EXERCISE INSTRUCTIONS:
Write the number of lines holding the word "this", and nothing else.
● ● ● ● ● ● ●
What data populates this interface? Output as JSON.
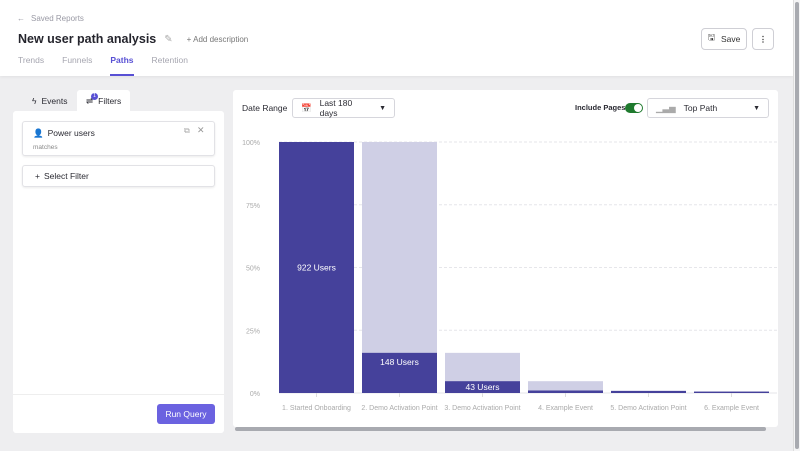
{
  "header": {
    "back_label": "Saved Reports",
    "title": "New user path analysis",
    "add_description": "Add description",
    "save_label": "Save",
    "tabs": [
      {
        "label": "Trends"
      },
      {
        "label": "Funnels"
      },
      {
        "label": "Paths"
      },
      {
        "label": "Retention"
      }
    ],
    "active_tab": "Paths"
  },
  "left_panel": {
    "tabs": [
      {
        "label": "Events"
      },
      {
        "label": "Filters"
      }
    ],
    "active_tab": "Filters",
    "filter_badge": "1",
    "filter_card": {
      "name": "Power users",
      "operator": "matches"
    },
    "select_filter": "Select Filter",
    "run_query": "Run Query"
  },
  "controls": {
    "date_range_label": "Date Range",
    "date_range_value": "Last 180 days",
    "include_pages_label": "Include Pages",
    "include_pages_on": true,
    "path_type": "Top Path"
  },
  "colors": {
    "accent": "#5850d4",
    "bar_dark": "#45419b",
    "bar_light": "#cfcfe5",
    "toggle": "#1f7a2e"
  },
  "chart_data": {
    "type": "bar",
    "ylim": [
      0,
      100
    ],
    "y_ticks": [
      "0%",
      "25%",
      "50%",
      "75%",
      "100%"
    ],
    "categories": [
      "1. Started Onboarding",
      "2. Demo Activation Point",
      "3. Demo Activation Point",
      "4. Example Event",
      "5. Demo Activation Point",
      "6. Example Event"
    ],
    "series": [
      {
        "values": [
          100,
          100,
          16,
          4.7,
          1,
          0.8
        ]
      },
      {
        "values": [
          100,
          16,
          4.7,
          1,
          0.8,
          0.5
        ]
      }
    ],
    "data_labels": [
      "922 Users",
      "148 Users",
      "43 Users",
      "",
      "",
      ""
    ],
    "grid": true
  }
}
● ● ● ● ● ● ●
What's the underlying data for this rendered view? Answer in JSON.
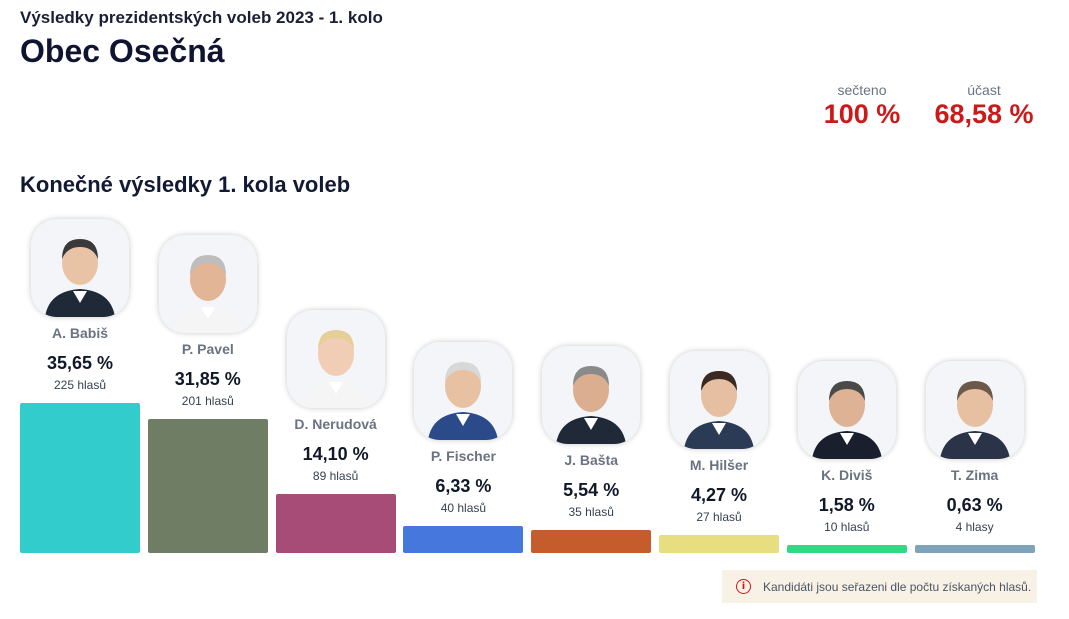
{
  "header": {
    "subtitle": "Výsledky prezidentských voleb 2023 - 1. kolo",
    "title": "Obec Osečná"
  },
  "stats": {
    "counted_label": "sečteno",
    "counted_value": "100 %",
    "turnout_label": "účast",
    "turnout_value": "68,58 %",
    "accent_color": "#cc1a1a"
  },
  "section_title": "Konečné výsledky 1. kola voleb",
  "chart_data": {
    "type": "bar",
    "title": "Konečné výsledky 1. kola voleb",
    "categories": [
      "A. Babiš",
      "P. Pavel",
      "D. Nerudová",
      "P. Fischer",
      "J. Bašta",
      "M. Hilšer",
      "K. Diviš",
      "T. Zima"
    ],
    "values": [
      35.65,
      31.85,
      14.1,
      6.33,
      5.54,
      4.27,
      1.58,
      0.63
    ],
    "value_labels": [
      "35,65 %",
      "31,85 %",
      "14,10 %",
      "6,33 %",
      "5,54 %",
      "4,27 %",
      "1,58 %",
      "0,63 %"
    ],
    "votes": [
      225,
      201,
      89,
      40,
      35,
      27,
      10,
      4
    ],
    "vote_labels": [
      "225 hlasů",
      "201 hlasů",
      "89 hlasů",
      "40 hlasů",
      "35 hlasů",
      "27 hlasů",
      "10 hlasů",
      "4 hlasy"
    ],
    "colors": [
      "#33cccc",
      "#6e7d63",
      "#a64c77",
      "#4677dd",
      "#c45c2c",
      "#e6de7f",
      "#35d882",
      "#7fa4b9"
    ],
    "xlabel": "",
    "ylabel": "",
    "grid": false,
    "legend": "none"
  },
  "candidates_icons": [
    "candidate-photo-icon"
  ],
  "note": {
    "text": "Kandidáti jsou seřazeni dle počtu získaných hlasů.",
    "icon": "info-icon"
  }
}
● ● ● ● ● ● ●
FINAL ANSWER:
2